Reproduce the full listing that appears beneath this instruction exactly.
## BEGIN
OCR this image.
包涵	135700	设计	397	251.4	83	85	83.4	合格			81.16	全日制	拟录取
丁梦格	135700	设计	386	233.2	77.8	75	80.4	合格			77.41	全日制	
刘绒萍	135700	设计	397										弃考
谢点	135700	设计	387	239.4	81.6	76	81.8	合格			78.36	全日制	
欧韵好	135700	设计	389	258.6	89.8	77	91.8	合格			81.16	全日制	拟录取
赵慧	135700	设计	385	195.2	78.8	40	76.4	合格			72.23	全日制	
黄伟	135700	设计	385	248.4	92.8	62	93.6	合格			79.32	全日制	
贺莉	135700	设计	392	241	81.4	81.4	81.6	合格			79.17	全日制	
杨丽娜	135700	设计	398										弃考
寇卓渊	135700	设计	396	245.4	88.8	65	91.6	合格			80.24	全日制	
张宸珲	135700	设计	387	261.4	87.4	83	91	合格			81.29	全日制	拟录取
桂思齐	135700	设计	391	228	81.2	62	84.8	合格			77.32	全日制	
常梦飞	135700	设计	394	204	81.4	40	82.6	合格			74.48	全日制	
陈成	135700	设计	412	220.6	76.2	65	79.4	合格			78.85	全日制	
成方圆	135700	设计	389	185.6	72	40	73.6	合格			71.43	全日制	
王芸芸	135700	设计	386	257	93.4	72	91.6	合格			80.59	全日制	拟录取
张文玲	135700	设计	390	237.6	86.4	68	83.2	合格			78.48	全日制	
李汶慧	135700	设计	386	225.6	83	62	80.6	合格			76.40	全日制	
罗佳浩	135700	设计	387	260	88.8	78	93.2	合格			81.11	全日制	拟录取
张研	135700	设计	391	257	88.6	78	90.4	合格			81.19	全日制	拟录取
## END
» **Answer to this task**:
OCR this image.
包涵	135700	设计	397	251.4	83	85	83.4	合格			81.16	全日制	拟录取
丁梦格	135700	设计	386	233.2	77.8	75	80.4	合格			77.41	全日制	
刘绒萍	135700	设计	397										弃考
谢点	135700	设计	387	239.4	81.6	76	81.8	合格			78.36	全日制	
欧韵好	135700	设计	389	258.6	89.8	77	91.8	合格			81.16	全日制	拟录取
赵慧	135700	设计	385	195.2	78.8	40	76.4	合格			72.23	全日制	
黄伟	135700	设计	385	248.4	92.8	62	93.6	合格			79.32	全日制	
贺莉	135700	设计	392	241	81.4	81.4	81.6	合格			79.17	全日制	
杨丽娜	135700	设计	398										弃考
寇卓渊	135700	设计	396	245.4	88.8	65	91.6	合格			80.24	全日制	
张宸珲	135700	设计	387	261.4	87.4	83	91	合格			81.29	全日制	拟录取
桂思齐	135700	设计	391	228	81.2	62	84.8	合格			77.32	全日制	
常梦飞	135700	设计	394	204	81.4	40	82.6	合格			74.48	全日制	
陈成	135700	设计	412	220.6	76.2	65	79.4	合格			78.85	全日制	
成方圆	135700	设计	389	185.6	72	40	73.6	合格			71.43	全日制	
王芸芸	135700	设计	386	257	93.4	72	91.6	合格			80.59	全日制	拟录取
张文玲	135700	设计	390	237.6	86.4	68	83.2	合格			78.48	全日制	
李汶慧	135700	设计	386	225.6	83	62	80.6	合格			76.40	全日制	
罗佳浩	135700	设计	387	260	88.8	78	93.2	合格			81.11	全日制	拟录取
张研	135700	设计	391	257	88.6	78	90.4	合格			81.19	全日制	拟录取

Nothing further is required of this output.